• What the task requires:
Below are the records; reproduce all of them exactly but without any images.

• Saved entries:
──────────────────────────────

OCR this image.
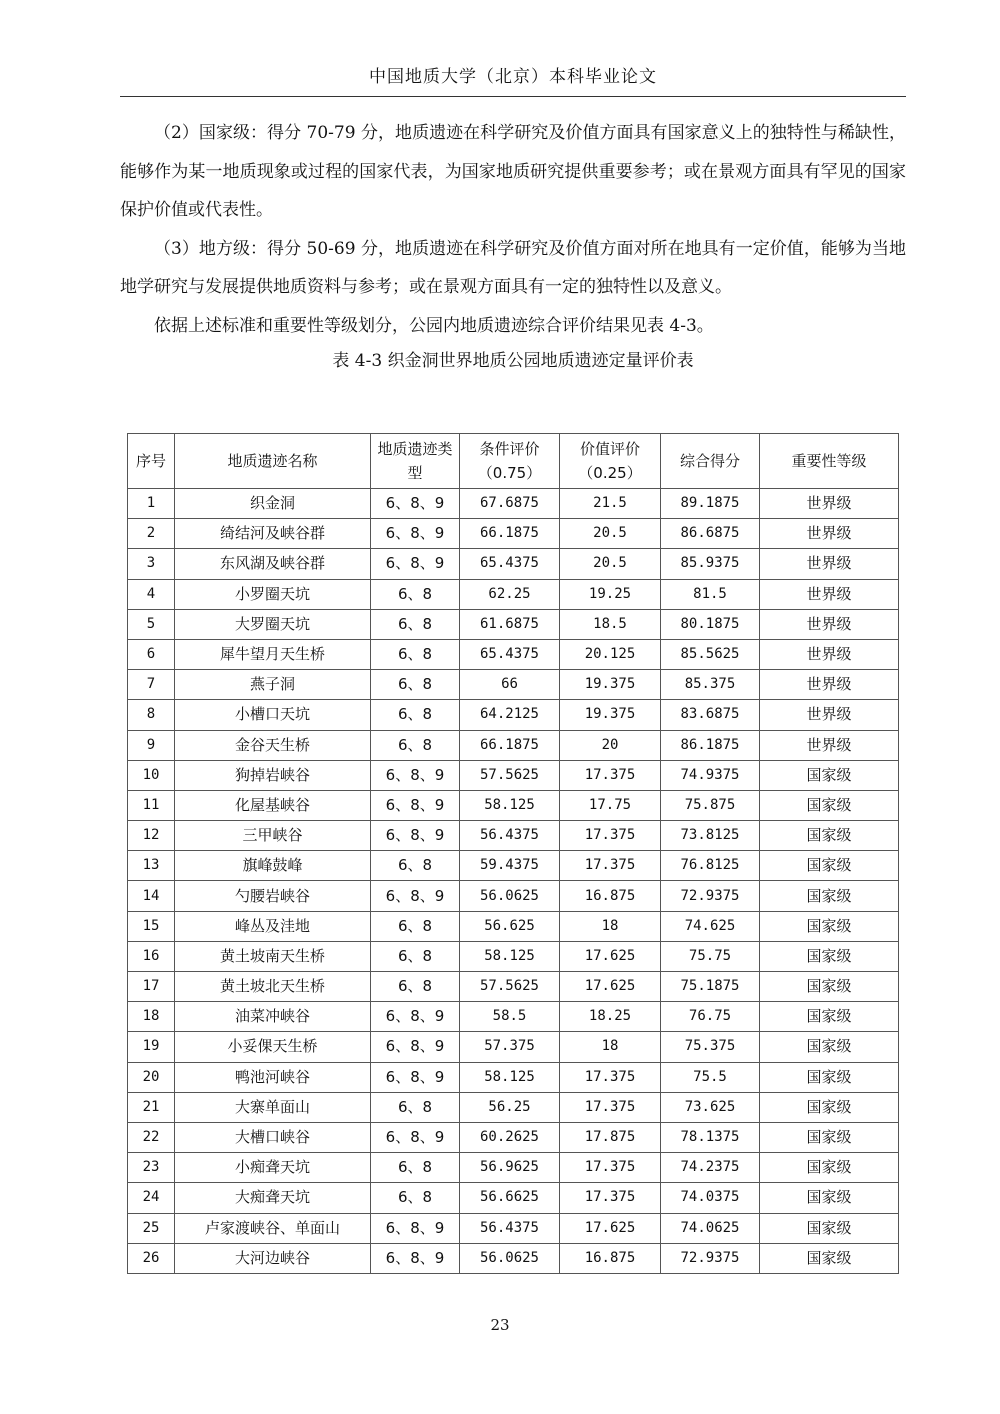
中国地质大学（北京）本科毕业论文

（2）国家级：得分 70-79 分，地质遗迹在科学研究及价值方面具有国家意义上的独特性与稀缺性，能够作为某一地质现象或过程的国家代表，为国家地质研究提供重要参考；或在景观方面具有罕见的国家保护价值或代表性。

（3）地方级：得分 50-69 分，地质遗迹在科学研究及价值方面对所在地具有一定价值，能够为当地地学研究与发展提供地质资料与参考；或在景观方面具有一定的独特性以及意义。

依据上述标准和重要性等级划分，公园内地质遗迹综合评价结果见表 4-3。

表 4-3 织金洞世界地质公园地质遗迹定量评价表

序号	地质遗迹名称	地质遗迹类型	条件评价（0.75）	价值评价（0.25）	综合得分	重要性等级
1	织金洞	6、8、9	67.6875	21.5	89.1875	世界级
2	绮结河及峡谷群	6、8、9	66.1875	20.5	86.6875	世界级
3	东风湖及峡谷群	6、8、9	65.4375	20.5	85.9375	世界级
4	小罗圈天坑	6、8	62.25	19.25	81.5	世界级
5	大罗圈天坑	6、8	61.6875	18.5	80.1875	世界级
6	犀牛望月天生桥	6、8	65.4375	20.125	85.5625	世界级
7	燕子洞	6、8	66	19.375	85.375	世界级
8	小槽口天坑	6、8	64.2125	19.375	83.6875	世界级
9	金谷天生桥	6、8	66.1875	20	86.1875	世界级
10	狗掉岩峡谷	6、8、9	57.5625	17.375	74.9375	国家级
11	化屋基峡谷	6、8、9	58.125	17.75	75.875	国家级
12	三甲峡谷	6、8、9	56.4375	17.375	73.8125	国家级
13	旗峰鼓峰	6、8	59.4375	17.375	76.8125	国家级
14	勺腰岩峡谷	6、8、9	56.0625	16.875	72.9375	国家级
15	峰丛及洼地	6、8	56.625	18	74.625	国家级
16	黄土坡南天生桥	6、8	58.125	17.625	75.75	国家级
17	黄土坡北天生桥	6、8	57.5625	17.625	75.1875	国家级
18	油菜冲峡谷	6、8、9	58.5	18.25	76.75	国家级
19	小妥倮天生桥	6、8、9	57.375	18	75.375	国家级
20	鸭池河峡谷	6、8、9	58.125	17.375	75.5	国家级
21	大寨单面山	6、8	56.25	17.375	73.625	国家级
22	大槽口峡谷	6、8、9	60.2625	17.875	78.1375	国家级
23	小痴聋天坑	6、8	56.9625	17.375	74.2375	国家级
24	大痴聋天坑	6、8	56.6625	17.375	74.0375	国家级
25	卢家渡峡谷、单面山	6、8、9	56.4375	17.625	74.0625	国家级
26	大河边峡谷	6、8、9	56.0625	16.875	72.9375	国家级
23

──────────────────────────────

• Worked solution:
OCR this image.
中国地质大学（北京）本科毕业论文

（2）国家级：得分 70-79 分，地质遗迹在科学研究及价值方面具有国家意义上的独特性与稀缺性，能够作为某一地质现象或过程的国家代表，为国家地质研究提供重要参考；或在景观方面具有罕见的国家保护价值或代表性。

（3）地方级：得分 50-69 分，地质遗迹在科学研究及价值方面对所在地具有一定价值，能够为当地地学研究与发展提供地质资料与参考；或在景观方面具有一定的独特性以及意义。

依据上述标准和重要性等级划分，公园内地质遗迹综合评价结果见表 4-3。

表 4-3 织金洞世界地质公园地质遗迹定量评价表

序号	地质遗迹名称	地质遗迹类型	条件评价（0.75）	价值评价（0.25）	综合得分	重要性等级
1	织金洞	6、8、9	67.6875	21.5	89.1875	世界级
2	绮结河及峡谷群	6、8、9	66.1875	20.5	86.6875	世界级
3	东风湖及峡谷群	6、8、9	65.4375	20.5	85.9375	世界级
4	小罗圈天坑	6、8	62.25	19.25	81.5	世界级
5	大罗圈天坑	6、8	61.6875	18.5	80.1875	世界级
6	犀牛望月天生桥	6、8	65.4375	20.125	85.5625	世界级
7	燕子洞	6、8	66	19.375	85.375	世界级
8	小槽口天坑	6、8	64.2125	19.375	83.6875	世界级
9	金谷天生桥	6、8	66.1875	20	86.1875	世界级
10	狗掉岩峡谷	6、8、9	57.5625	17.375	74.9375	国家级
11	化屋基峡谷	6、8、9	58.125	17.75	75.875	国家级
12	三甲峡谷	6、8、9	56.4375	17.375	73.8125	国家级
13	旗峰鼓峰	6、8	59.4375	17.375	76.8125	国家级
14	勺腰岩峡谷	6、8、9	56.0625	16.875	72.9375	国家级
15	峰丛及洼地	6、8	56.625	18	74.625	国家级
16	黄土坡南天生桥	6、8	58.125	17.625	75.75	国家级
17	黄土坡北天生桥	6、8	57.5625	17.625	75.1875	国家级
18	油菜冲峡谷	6、8、9	58.5	18.25	76.75	国家级
19	小妥倮天生桥	6、8、9	57.375	18	75.375	国家级
20	鸭池河峡谷	6、8、9	58.125	17.375	75.5	国家级
21	大寨单面山	6、8	56.25	17.375	73.625	国家级
22	大槽口峡谷	6、8、9	60.2625	17.875	78.1375	国家级
23	小痴聋天坑	6、8	56.9625	17.375	74.2375	国家级
24	大痴聋天坑	6、8	56.6625	17.375	74.0375	国家级
25	卢家渡峡谷、单面山	6、8、9	56.4375	17.625	74.0625	国家级
26	大河边峡谷	6、8、9	56.0625	16.875	72.9375	国家级
23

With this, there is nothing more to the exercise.